_EXTRACTO DEL DOCUMENTO_.
Los oídos hoy entrenados para detectar en una fracción de segundo la pavorosa alerta sísmica o los permanentes avisos del celular se emocionaban con la melodía del camioncito de helados que recorría las calles los fines de semana, justo después de comer. Recuerdan también el timbre exacto de la campana o la chicharra anunciando el recreo, el carrillón de la iglesia más cercana, las pisadas entaconadas de una mamá, los toquidos del claxon del coche de un papá.
El gusto que hoy encontramos en un buen vino elaborado o en un café gourmet, lo hallábamos en un taco de sal en la tortillería, en un algodón de azúcar, en los dulces de fayuca que vendían a la salida de misa, en un barquillo en Chapultepec.
Podemos olvidar el nombre de un autor, de un libro, de una obra, pero jamás olvidaremos el de nuestra primera mascota, el de la muñeca más querida, el del juguete preferido (el Scalectrix, diría Serrat), el del primer amigo que hicimos nosotros solos, sin la intervención de los papás.
Los ojos con los que hoy miramos series para matar las tardes o videos cortos para acompañar cualquier espera son los mismos que vieron el mar por primera vez y se asombraron ante su inmensidad; los que nos ayudaron a aprender a leer con Plaza Sésamo; los que lloraron frente al televisor con las escenas de Los Pioneros.
Fuimos esos niños, los que corregíamos el rumbo, sin duda y sin drama, cuando nuestra madre nos echaba esa inconfundible y firme mirada.
Fuimos niños en contacto permanente con el papel: jugábamos gato, timbiriche y basta. Cualquier hoja bastaba para transformarla con dobleces en un avión, un gorro, un barco.
No leíamos mails urgentes, mensajes de fechas de pagos, ni tratados sobre lo mal que va todo; sino cuentos comprados en el puesto de periódicos: La pequeña Lulú y el –vigente– club de Tobi; Riqui Ricón, aquel pobre niño rico que no tenía más que dinero, –hoy todos conocemos a alguno o a más de uno–; y ya un poco más grandes, Archi, con su carcacha roja y eternamente enamorado.
Los domingos buscábamos los ‘monitos’ en el periódico Excélsior: Educando a papá, con Pancho y Ramona; y unos centímetros al lado, Lorenzo y Pepita; Daniel el travieso con su viejo pastor inglés Ruffo y su pobre vecino, el señor Pereda; y mi favorito: Nunca falta alguien así, un espejo de cómo éramos y seguimos siendo.

_MATERIAL PROPORCIONADO_.

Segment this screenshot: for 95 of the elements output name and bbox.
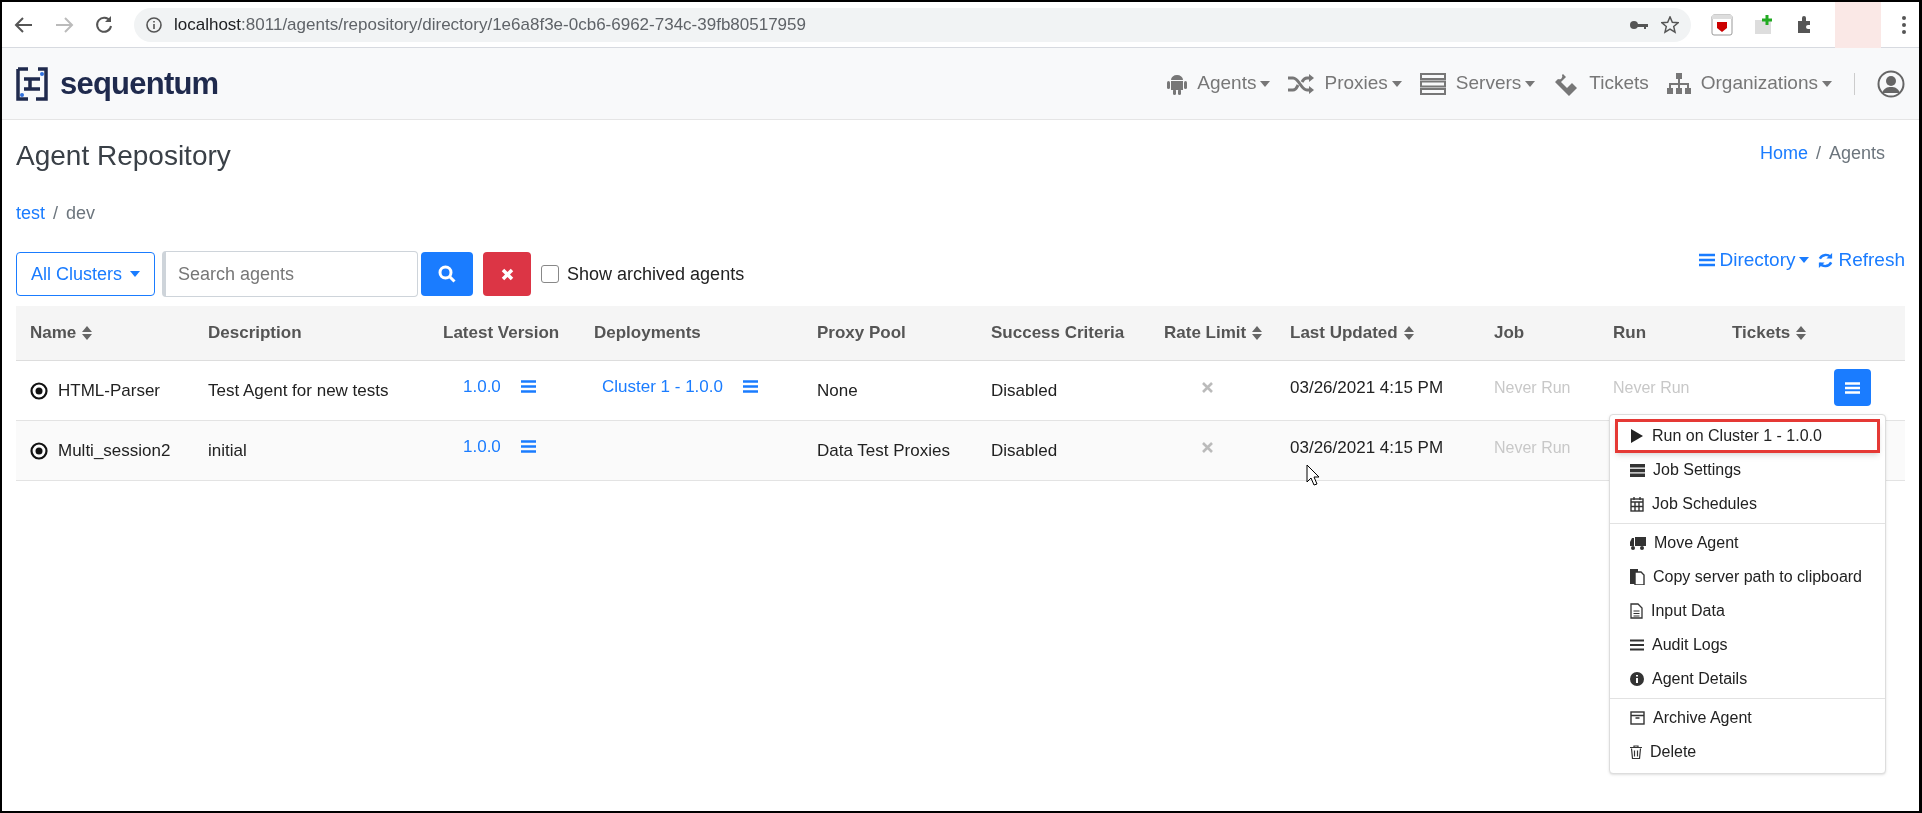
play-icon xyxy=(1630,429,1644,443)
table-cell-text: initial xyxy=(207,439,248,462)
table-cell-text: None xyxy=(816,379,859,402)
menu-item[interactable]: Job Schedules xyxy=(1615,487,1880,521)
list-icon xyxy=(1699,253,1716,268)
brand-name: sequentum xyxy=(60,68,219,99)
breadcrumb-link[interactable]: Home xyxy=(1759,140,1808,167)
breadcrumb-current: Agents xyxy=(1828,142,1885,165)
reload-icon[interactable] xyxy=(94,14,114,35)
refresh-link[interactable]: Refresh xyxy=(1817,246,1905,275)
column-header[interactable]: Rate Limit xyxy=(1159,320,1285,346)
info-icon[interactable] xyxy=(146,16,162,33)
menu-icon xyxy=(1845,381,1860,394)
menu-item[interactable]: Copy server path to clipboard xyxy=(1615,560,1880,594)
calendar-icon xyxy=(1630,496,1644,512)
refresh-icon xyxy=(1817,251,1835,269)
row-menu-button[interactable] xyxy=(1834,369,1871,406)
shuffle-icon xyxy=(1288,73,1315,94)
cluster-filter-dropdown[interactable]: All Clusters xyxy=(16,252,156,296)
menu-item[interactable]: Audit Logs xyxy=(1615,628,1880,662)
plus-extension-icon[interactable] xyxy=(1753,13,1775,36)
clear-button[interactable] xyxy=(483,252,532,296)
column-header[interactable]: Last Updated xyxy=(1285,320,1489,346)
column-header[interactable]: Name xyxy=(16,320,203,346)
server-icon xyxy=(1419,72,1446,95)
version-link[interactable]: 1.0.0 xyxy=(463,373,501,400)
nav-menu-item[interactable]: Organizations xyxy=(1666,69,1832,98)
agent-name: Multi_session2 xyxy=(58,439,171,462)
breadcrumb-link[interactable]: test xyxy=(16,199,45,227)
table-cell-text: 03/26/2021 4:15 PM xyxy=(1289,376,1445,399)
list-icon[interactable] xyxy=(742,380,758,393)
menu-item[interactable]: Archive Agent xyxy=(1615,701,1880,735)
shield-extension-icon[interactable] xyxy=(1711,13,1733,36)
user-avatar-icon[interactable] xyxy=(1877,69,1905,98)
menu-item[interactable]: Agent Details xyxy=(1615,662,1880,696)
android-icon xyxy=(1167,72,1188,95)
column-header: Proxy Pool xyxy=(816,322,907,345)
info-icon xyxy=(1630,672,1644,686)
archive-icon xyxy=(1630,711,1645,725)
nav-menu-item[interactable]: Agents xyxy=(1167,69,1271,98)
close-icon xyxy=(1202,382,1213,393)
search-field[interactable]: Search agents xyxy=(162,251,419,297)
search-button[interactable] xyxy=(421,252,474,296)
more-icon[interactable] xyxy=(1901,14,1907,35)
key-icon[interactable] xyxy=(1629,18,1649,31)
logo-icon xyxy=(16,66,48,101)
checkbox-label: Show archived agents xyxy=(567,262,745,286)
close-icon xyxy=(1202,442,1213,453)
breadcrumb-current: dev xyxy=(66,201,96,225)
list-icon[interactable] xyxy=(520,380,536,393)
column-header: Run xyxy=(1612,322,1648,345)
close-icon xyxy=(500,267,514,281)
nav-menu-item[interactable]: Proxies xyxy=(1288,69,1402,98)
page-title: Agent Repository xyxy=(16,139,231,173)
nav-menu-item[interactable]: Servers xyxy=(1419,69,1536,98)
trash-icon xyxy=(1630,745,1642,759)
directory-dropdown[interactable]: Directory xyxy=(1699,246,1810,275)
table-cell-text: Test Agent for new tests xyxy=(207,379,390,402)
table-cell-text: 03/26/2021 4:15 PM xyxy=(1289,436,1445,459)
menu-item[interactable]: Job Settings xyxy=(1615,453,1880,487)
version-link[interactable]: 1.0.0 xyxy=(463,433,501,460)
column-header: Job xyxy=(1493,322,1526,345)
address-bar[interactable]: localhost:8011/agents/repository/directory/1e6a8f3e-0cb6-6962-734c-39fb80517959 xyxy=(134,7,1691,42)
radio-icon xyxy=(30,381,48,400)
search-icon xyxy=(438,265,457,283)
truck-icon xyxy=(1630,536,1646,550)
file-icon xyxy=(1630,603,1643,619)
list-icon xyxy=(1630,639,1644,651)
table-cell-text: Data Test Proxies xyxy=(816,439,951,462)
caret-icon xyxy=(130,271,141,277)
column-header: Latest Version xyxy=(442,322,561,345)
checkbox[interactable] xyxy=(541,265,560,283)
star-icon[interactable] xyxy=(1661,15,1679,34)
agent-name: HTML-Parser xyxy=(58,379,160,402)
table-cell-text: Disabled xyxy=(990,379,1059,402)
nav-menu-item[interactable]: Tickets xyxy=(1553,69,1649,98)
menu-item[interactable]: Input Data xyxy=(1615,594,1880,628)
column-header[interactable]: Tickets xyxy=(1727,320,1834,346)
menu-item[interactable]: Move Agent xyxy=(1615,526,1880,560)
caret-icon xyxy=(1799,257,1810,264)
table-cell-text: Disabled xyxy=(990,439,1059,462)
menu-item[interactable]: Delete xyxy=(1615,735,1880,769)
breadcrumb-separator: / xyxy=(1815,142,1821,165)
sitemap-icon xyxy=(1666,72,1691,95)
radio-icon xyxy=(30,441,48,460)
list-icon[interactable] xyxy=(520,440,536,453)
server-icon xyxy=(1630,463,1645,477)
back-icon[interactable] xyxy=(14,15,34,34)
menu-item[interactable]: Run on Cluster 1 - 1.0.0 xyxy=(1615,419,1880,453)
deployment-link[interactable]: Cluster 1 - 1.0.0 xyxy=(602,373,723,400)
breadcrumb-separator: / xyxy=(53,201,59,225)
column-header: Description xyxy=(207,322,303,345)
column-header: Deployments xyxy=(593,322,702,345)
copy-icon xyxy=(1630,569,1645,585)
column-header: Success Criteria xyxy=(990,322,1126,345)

* * *

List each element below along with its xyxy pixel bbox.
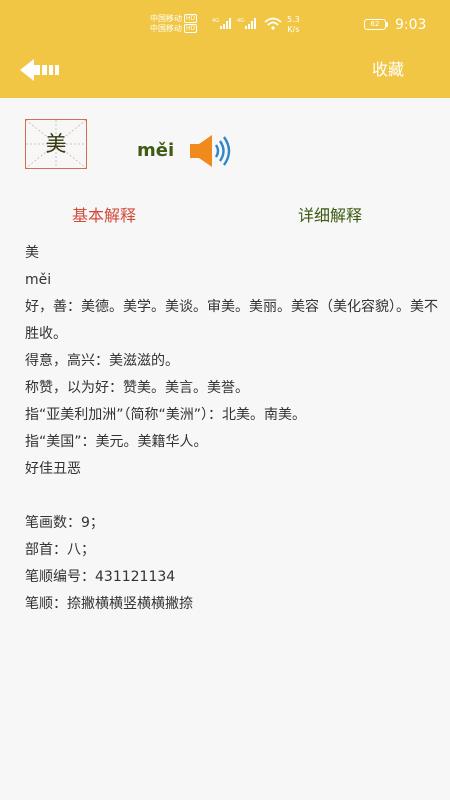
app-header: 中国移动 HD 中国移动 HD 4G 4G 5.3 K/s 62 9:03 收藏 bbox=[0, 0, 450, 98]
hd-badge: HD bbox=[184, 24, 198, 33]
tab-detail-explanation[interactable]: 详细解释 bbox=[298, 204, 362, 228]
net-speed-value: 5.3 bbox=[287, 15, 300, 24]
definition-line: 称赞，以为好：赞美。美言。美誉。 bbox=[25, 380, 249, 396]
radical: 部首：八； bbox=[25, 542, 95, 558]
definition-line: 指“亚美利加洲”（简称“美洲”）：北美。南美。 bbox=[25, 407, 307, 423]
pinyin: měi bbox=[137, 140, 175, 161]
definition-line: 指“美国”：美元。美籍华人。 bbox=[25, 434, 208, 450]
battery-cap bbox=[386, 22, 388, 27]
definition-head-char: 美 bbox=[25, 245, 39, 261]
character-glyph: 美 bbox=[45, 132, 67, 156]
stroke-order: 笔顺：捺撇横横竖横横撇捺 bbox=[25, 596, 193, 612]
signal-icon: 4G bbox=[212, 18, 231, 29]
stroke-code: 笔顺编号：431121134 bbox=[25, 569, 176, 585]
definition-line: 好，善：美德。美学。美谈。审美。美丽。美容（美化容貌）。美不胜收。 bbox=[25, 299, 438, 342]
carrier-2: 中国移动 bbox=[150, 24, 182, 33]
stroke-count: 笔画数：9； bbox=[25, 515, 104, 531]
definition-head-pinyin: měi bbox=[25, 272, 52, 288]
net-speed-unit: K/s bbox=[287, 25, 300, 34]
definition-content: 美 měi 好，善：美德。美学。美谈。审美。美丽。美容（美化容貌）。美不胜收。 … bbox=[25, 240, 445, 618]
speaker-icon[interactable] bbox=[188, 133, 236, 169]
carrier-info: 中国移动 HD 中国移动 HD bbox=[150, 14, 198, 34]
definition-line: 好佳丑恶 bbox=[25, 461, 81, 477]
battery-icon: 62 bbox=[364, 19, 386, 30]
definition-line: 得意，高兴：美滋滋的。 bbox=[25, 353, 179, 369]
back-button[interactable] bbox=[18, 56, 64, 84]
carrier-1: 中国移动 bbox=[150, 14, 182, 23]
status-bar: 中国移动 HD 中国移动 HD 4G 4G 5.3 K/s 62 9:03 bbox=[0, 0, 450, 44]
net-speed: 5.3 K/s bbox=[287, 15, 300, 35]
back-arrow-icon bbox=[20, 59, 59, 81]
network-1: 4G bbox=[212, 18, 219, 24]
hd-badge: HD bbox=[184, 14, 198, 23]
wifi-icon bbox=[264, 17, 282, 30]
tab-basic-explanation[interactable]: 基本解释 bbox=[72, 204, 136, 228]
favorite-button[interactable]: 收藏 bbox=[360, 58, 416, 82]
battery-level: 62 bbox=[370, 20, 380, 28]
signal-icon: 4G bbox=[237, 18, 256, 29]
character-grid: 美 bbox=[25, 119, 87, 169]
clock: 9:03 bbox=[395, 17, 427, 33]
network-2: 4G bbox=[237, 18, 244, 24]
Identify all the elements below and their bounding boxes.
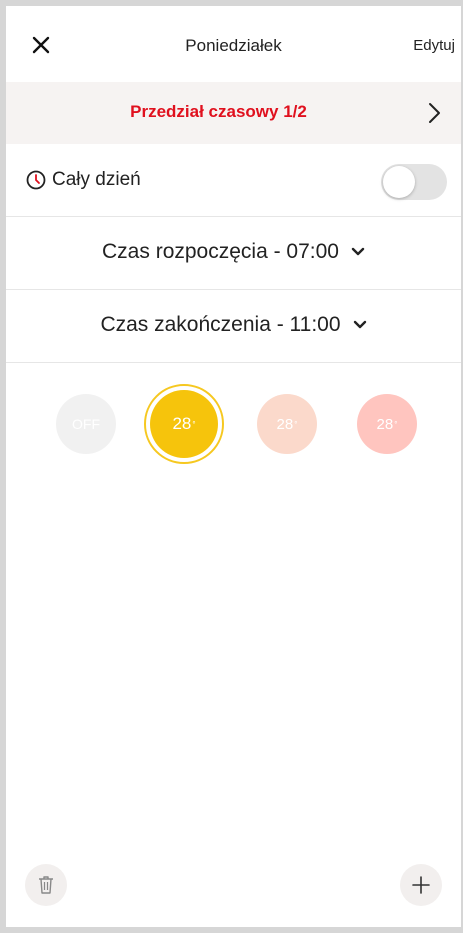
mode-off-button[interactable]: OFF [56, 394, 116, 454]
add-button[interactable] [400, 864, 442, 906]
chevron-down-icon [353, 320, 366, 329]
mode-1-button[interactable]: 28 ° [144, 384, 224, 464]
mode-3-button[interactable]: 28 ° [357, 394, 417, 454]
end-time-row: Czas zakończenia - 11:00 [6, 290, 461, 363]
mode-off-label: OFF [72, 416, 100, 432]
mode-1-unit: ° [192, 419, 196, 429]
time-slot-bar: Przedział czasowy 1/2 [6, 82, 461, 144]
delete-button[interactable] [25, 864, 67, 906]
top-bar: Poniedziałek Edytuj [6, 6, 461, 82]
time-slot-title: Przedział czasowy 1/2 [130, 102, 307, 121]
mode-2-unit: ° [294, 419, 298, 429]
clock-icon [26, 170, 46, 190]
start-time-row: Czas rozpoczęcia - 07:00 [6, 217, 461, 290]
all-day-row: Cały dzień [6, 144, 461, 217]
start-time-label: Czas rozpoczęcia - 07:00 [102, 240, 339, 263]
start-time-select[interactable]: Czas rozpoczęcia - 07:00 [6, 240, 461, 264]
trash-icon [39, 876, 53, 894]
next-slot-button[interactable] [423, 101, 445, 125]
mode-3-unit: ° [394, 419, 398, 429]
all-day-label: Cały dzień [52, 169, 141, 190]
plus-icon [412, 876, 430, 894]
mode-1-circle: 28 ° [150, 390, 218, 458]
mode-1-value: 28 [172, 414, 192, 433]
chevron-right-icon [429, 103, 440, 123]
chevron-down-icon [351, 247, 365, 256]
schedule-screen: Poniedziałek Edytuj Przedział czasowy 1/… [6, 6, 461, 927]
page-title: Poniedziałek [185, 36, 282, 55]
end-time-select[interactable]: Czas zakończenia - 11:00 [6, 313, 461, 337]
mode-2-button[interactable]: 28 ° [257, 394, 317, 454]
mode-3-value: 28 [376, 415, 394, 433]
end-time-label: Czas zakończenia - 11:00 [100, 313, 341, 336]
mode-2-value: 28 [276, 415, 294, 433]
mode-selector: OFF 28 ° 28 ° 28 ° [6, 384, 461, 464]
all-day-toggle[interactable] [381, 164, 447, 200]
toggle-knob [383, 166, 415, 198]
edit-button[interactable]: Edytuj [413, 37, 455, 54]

_OBJETIVOS_.
#1 Transcribe del fragmento sobre los recuerdos de infancia todo el pasaje que comienza en "No leíamos mails" y llega hasta "y seguimos siendo.".
#2 Según el fragmento sobre los recuerdos de infancia, ¿en qué periódico se buscaban los ‘monitos’ los domingos?
#3 Continúa la escritura del fragmento sobre los recuerdos de infancia a partir del punto en que termina.

_LAS RESPUESTAS_.
#1
No leíamos mails urgentes, mensajes de fechas de pagos, ni tratados sobre lo mal que va todo; sino cuentos comprados en el puesto de periódicos: La pequeña Lulú y el –vigente– club de Tobi; Riqui Ricón, aquel pobre niño rico que no tenía más que dinero, –hoy todos conocemos a alguno o a más de uno–; y ya un poco más grandes, Archi, con su carcacha roja y eternamente enamorado.
Los domingos buscábamos los ‘monitos’ en el periódico Excélsior: Educando a papá, con Pancho y Ramona; y unos centímetros al lado, Lorenzo y Pepita; Daniel el travieso con su viejo pastor inglés Ruffo y su pobre vecino, el señor Pereda; y mi favorito: Nunca falta alguien así, un espejo de cómo éramos y seguimos siendo.

#2 Se buscaban en el periódico Excélsior.

#3
Recibíamos tarjetas de Navidad impresas, que se colocaban en el trinchador, las que llegaban de otro país daban más emoción.
Otras tarjetas que alegraban la vida eran las que por primera vez traían nuestro nombre en un sobre, y dentro una tarjeta: Te invito a mi fiesta. Claro, era inimaginable algo parecido a Whatsapp. Los festejos no eran temáticos, no existía eso, ni hacía falta gran producción: una piñata, cantar alrededor del pastel, y se acabó, y todo había estado muy bien.
Si nos daban un reporte en la escuela, este podía ser blanco, por una falta leve; o verde, por una barbaridad gravísima –aunque, vistas a la distancia, algunas no parecen ni tan gravísimas, ni tan barbaridades–. Y ni con uno ni otro los papás iban al colegio a protestar; a nosotros nos podía ir como en feria, pero nadie dudaba que los maestros eran la autoridad. “¡Fue injusto!” casi nunca conseguía mucha inmunidad, por mucha vehemencia con que se repitiera.
Así iniciamos el camino, saturando los sentidos; con frentazos y cariño, con ejemplos y con lo que nos iba ocurriendo –y se nos iba ocurriendo–; siendo felices con lo que había, sin futuros traumas a la vista, superando complejos, sin enterarnos mucho de que eso eran.
Niños resistentes que jugábamos en la calle hasta la noche y hoy lo contamos como algo inimaginable. Niños que hicimos casi todo lo que hoy conforma la lista diariamente actualizada de riesgos para niños urbanos. Y quién lo diría: sobrevivimos. Generación de juguetes sin baterías y figuras de papel, pasamanos de hierro, suéteres de estambre, fuimos hechos de mil cosas excepto de cristal.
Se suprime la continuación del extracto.